Data listing
— begin —

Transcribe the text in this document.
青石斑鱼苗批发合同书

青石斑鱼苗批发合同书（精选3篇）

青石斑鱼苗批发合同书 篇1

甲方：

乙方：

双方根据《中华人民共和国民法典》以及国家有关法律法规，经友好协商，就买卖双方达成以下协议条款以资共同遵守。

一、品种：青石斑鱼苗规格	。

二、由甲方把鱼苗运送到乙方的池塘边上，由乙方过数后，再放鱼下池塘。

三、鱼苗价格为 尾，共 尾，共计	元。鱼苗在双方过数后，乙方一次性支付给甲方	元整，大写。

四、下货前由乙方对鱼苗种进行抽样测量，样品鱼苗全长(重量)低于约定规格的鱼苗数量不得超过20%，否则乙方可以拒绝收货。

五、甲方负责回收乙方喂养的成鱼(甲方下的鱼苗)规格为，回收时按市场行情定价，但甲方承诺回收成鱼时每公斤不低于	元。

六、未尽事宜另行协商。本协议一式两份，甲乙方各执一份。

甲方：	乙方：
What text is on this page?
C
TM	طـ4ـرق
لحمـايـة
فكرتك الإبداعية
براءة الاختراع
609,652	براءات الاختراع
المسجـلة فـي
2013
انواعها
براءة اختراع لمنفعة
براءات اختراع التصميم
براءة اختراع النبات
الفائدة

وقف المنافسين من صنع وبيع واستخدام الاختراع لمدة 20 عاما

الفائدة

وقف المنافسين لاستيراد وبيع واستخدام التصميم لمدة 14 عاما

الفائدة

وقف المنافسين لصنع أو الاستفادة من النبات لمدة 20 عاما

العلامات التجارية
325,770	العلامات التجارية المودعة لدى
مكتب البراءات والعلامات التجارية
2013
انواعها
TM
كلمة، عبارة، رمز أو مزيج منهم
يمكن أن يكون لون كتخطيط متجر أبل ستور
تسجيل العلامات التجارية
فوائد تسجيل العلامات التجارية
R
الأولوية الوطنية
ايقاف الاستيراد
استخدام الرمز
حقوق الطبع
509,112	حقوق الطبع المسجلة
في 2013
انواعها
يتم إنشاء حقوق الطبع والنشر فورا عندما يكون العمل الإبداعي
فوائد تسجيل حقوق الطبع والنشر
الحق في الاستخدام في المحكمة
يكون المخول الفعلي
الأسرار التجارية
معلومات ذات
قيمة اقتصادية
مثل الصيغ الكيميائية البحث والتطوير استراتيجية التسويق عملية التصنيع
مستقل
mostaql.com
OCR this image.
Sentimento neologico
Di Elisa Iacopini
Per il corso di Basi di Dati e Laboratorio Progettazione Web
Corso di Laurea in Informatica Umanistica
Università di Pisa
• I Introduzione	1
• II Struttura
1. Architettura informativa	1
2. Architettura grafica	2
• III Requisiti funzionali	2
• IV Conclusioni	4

— end —

*Problem details:* Write the listing out again, exactly as it reads.

*Complete output:*
Transcribe the text in this document.
青石斑鱼苗批发合同书

青石斑鱼苗批发合同书（精选3篇）

青石斑鱼苗批发合同书 篇1

甲方：

乙方：

双方根据《中华人民共和国民法典》以及国家有关法律法规，经友好协商，就买卖双方达成以下协议条款以资共同遵守。

一、品种：青石斑鱼苗规格	。

二、由甲方把鱼苗运送到乙方的池塘边上，由乙方过数后，再放鱼下池塘。

三、鱼苗价格为 尾，共 尾，共计	元。鱼苗在双方过数后，乙方一次性支付给甲方	元整，大写。

四、下货前由乙方对鱼苗种进行抽样测量，样品鱼苗全长(重量)低于约定规格的鱼苗数量不得超过20%，否则乙方可以拒绝收货。

五、甲方负责回收乙方喂养的成鱼(甲方下的鱼苗)规格为，回收时按市场行情定价，但甲方承诺回收成鱼时每公斤不低于	元。

六、未尽事宜另行协商。本协议一式两份，甲乙方各执一份。

甲方：	乙方：
What text is on this page?
C
TM	طـ4ـرق
لحمـايـة
فكرتك الإبداعية
براءة الاختراع
609,652	براءات الاختراع
المسجـلة فـي
2013
انواعها
براءة اختراع لمنفعة
براءات اختراع التصميم
براءة اختراع النبات
الفائدة

وقف المنافسين من صنع وبيع واستخدام الاختراع لمدة 20 عاما

الفائدة

وقف المنافسين لاستيراد وبيع واستخدام التصميم لمدة 14 عاما

الفائدة

وقف المنافسين لصنع أو الاستفادة من النبات لمدة 20 عاما

العلامات التجارية
325,770	العلامات التجارية المودعة لدى
مكتب البراءات والعلامات التجارية
2013
انواعها
TM
كلمة، عبارة، رمز أو مزيج منهم
يمكن أن يكون لون كتخطيط متجر أبل ستور
تسجيل العلامات التجارية
فوائد تسجيل العلامات التجارية
R
الأولوية الوطنية
ايقاف الاستيراد
استخدام الرمز
حقوق الطبع
509,112	حقوق الطبع المسجلة
في 2013
انواعها
يتم إنشاء حقوق الطبع والنشر فورا عندما يكون العمل الإبداعي
فوائد تسجيل حقوق الطبع والنشر
الحق في الاستخدام في المحكمة
يكون المخول الفعلي
الأسرار التجارية
معلومات ذات
قيمة اقتصادية
مثل الصيغ الكيميائية البحث والتطوير استراتيجية التسويق عملية التصنيع
مستقل
mostaql.com
OCR this image.
Sentimento neologico
Di Elisa Iacopini
Per il corso di Basi di Dati e Laboratorio Progettazione Web
Corso di Laurea in Informatica Umanistica
Università di Pisa
• I Introduzione	1
• II Struttura
1. Architettura informativa	1
2. Architettura grafica	2
• III Requisiti funzionali	2
• IV Conclusioni	4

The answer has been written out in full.